• [Information shown]
-------

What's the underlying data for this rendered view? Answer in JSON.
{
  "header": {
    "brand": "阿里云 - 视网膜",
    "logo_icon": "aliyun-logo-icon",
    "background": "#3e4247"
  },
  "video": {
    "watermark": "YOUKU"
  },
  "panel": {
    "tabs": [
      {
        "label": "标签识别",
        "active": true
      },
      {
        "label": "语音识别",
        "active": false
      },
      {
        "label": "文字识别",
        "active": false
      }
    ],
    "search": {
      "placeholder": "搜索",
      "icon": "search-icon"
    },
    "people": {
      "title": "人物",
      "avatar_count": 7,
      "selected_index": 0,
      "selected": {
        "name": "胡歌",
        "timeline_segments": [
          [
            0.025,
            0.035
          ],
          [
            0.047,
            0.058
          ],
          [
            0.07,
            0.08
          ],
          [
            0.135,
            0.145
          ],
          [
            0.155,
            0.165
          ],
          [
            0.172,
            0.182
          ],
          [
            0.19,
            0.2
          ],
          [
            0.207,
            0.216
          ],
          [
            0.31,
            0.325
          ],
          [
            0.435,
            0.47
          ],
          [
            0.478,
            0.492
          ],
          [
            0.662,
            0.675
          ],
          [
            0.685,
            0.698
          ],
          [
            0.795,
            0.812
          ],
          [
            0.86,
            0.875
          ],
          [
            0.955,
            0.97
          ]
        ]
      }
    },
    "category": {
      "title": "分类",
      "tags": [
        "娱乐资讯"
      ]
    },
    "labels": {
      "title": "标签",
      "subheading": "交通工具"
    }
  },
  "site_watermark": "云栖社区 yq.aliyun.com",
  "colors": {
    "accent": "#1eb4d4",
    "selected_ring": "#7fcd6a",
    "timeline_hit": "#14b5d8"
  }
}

-------

• [Request]
Reply with the number of lines in the preceding entries that contain "icon", and no other words.

• [Task answer]
2